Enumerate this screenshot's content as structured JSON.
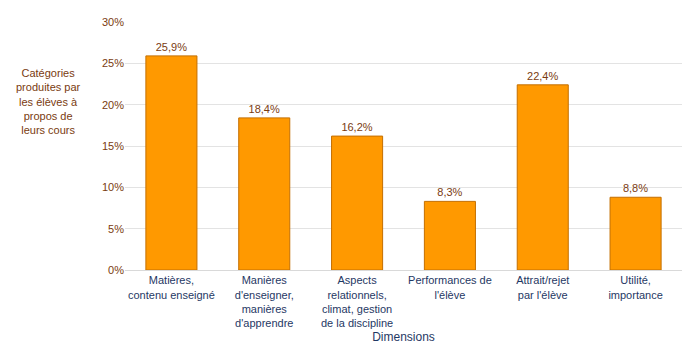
{
  "chart_data": {
    "type": "bar",
    "y_label": "Catégories produites par les élèves à propos de leurs cours",
    "x_label": "Dimensions",
    "categories": [
      "Matières, contenu enseigné",
      "Manières d'enseigner, manières d'apprendre",
      "Aspects relationnels, climat, gestion de la discipline",
      "Performances de l'élève",
      "Attrait/rejet par l'élève",
      "Utilité, importance"
    ],
    "values": [
      25.9,
      18.4,
      16.2,
      8.3,
      22.4,
      8.8
    ],
    "value_labels": [
      "25,9%",
      "18,4%",
      "16,2%",
      "8,3%",
      "22,4%",
      "8,8%"
    ],
    "color": "#ff9900",
    "ylim": [
      0,
      30
    ],
    "yticks": [
      {
        "value": 0,
        "label": "0%"
      },
      {
        "value": 5,
        "label": "5%"
      },
      {
        "value": 10,
        "label": "10%"
      },
      {
        "value": 15,
        "label": "15%"
      },
      {
        "value": 20,
        "label": "20%"
      },
      {
        "value": 25,
        "label": "25%"
      },
      {
        "value": 30,
        "label": "30%"
      }
    ],
    "grid": true,
    "data_labels": true
  }
}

● **What is needed**
Reproduce every record word for word. The copy must contain no pictures.

● **Answer for this exercise**
Enumerate this screenshot's content as structured JSON.
{
  "chart_data": {
    "type": "bar",
    "y_label": "Catégories produites par les élèves à propos de leurs cours",
    "x_label": "Dimensions",
    "categories": [
      "Matières, contenu enseigné",
      "Manières d'enseigner, manières d'apprendre",
      "Aspects relationnels, climat, gestion de la discipline",
      "Performances de l'élève",
      "Attrait/rejet par l'élève",
      "Utilité, importance"
    ],
    "values": [
      25.9,
      18.4,
      16.2,
      8.3,
      22.4,
      8.8
    ],
    "value_labels": [
      "25,9%",
      "18,4%",
      "16,2%",
      "8,3%",
      "22,4%",
      "8,8%"
    ],
    "color": "#ff9900",
    "ylim": [
      0,
      30
    ],
    "yticks": [
      {
        "value": 0,
        "label": "0%"
      },
      {
        "value": 5,
        "label": "5%"
      },
      {
        "value": 10,
        "label": "10%"
      },
      {
        "value": 15,
        "label": "15%"
      },
      {
        "value": 20,
        "label": "20%"
      },
      {
        "value": 25,
        "label": "25%"
      },
      {
        "value": 30,
        "label": "30%"
      }
    ],
    "grid": true,
    "data_labels": true
  }
}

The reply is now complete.